The exercise asks you to copy every line below in which "размещения" appears.

▬▬▬

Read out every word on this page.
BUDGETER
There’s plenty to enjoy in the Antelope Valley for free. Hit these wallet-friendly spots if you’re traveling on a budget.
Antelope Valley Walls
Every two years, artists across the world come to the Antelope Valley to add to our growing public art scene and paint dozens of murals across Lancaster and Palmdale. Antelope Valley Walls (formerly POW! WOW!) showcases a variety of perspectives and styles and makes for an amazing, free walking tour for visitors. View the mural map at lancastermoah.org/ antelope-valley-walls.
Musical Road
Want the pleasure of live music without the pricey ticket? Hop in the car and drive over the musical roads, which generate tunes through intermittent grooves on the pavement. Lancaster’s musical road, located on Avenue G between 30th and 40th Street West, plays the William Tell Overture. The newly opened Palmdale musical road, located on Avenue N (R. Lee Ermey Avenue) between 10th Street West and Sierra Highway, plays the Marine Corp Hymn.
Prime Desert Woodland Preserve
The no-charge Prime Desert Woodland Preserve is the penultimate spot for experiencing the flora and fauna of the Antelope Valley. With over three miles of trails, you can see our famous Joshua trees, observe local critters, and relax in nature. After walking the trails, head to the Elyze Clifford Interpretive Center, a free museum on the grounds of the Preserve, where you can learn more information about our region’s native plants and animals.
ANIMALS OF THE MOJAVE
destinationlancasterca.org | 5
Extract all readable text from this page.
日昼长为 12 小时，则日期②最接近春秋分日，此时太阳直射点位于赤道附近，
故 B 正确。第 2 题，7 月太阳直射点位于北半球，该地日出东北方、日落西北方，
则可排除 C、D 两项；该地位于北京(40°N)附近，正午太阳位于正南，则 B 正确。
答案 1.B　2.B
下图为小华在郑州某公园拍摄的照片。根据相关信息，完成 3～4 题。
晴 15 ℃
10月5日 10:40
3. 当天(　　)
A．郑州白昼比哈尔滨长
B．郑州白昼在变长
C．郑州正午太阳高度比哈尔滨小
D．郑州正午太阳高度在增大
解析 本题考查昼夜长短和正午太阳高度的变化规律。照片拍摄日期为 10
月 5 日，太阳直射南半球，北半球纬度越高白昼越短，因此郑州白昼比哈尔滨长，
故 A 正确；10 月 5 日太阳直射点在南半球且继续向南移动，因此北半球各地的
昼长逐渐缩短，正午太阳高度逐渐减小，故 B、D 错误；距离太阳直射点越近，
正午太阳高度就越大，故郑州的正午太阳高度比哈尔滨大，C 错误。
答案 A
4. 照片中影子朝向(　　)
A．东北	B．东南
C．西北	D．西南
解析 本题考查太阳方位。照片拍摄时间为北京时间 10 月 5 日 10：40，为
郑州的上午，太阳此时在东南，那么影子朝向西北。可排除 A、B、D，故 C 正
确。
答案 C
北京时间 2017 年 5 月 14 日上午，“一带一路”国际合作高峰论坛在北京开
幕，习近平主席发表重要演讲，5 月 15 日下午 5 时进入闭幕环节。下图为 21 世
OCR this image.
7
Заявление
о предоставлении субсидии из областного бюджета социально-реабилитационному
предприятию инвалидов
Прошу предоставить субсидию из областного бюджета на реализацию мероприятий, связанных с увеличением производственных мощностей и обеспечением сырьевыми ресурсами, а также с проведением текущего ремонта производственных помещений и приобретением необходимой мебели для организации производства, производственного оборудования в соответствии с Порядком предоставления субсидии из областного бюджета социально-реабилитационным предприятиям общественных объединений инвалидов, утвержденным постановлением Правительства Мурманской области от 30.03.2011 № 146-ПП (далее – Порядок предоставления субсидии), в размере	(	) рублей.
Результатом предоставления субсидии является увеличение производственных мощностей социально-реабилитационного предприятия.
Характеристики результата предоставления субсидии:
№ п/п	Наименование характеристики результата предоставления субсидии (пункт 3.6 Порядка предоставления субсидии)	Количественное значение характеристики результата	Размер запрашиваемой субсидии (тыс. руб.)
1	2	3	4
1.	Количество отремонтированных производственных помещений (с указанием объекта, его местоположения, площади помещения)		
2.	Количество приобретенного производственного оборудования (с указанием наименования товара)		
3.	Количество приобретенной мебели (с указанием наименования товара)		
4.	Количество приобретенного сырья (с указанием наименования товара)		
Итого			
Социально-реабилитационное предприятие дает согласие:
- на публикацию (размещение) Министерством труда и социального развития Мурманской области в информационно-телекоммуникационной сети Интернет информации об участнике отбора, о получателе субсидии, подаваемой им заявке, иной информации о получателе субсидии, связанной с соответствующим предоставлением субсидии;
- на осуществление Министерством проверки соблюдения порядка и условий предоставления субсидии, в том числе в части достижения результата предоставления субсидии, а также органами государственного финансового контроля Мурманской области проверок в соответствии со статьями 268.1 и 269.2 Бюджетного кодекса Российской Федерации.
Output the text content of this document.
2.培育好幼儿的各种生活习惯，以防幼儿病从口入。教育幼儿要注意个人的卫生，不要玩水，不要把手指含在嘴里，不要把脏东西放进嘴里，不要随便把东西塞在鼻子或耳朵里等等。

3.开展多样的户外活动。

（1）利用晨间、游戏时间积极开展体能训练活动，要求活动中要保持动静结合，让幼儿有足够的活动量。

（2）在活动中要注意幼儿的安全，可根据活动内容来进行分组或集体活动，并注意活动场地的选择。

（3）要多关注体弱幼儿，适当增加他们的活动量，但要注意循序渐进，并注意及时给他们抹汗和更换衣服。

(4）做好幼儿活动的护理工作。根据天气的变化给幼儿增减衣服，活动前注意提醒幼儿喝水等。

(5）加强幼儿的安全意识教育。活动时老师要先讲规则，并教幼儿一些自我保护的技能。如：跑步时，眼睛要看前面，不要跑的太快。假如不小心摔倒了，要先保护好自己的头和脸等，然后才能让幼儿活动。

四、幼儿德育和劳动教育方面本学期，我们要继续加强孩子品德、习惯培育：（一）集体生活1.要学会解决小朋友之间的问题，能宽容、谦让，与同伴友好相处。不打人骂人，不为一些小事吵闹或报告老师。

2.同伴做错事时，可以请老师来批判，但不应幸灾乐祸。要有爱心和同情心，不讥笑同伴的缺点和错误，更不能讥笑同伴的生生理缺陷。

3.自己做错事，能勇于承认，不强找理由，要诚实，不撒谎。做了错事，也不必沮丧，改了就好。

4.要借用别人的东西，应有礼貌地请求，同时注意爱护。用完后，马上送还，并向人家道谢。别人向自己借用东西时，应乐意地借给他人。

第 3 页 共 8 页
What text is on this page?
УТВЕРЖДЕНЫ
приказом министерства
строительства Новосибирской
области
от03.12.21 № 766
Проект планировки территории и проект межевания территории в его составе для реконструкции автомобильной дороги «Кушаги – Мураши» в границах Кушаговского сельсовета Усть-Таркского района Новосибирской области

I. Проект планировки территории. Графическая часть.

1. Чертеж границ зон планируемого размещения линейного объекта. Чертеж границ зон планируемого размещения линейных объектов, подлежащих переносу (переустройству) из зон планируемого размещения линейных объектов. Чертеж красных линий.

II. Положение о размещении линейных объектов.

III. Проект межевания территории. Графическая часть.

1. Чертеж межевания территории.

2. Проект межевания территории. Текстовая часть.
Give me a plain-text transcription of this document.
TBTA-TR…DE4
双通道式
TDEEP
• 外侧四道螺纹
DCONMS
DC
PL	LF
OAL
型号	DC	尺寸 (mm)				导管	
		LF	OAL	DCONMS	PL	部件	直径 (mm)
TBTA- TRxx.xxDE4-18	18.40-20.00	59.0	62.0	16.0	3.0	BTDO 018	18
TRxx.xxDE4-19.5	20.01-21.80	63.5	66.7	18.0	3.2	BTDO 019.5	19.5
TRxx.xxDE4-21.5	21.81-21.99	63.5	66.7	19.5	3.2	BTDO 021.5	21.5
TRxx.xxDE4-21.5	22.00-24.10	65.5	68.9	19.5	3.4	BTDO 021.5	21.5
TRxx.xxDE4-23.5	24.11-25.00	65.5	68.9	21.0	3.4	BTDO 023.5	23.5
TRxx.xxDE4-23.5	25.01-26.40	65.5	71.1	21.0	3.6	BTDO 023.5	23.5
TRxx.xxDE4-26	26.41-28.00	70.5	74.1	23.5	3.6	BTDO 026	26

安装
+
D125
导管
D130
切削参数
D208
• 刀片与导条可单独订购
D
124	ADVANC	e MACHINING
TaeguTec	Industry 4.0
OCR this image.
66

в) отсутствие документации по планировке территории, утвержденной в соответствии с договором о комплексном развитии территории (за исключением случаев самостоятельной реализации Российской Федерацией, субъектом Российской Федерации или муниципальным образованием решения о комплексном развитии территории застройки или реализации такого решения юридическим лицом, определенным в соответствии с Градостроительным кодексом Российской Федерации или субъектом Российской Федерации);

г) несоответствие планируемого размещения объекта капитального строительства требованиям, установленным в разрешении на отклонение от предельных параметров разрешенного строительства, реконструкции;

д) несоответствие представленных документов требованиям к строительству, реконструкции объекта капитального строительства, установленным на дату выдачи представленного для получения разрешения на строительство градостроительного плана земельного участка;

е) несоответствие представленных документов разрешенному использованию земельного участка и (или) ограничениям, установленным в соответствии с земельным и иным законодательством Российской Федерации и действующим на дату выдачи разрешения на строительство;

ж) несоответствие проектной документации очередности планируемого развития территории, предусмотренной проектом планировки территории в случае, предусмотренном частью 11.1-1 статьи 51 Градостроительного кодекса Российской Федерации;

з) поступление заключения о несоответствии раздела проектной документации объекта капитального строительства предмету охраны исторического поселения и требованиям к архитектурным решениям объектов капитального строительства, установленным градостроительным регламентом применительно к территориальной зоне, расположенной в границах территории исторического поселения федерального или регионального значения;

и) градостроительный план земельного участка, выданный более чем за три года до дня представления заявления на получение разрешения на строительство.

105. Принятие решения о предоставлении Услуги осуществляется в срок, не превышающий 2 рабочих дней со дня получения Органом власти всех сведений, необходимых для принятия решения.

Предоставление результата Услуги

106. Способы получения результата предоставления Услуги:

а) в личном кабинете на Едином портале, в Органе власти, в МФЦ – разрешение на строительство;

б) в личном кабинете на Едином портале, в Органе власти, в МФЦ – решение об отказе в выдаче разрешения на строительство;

▬▬▬

### Response to this task
1. Чертеж границ зон планируемого размещения линейного объекта. Чертеж границ зон планируемого размещения линейных объектов, подлежащих переносу (переустройству) из зон планируемого размещения линейных объектов. Чертеж красных линий.
г) несоответствие планируемого размещения объекта капитального строительства требованиям, установленным в разрешении на отклонение от предельных параметров разрешенного строительства, реконструкции;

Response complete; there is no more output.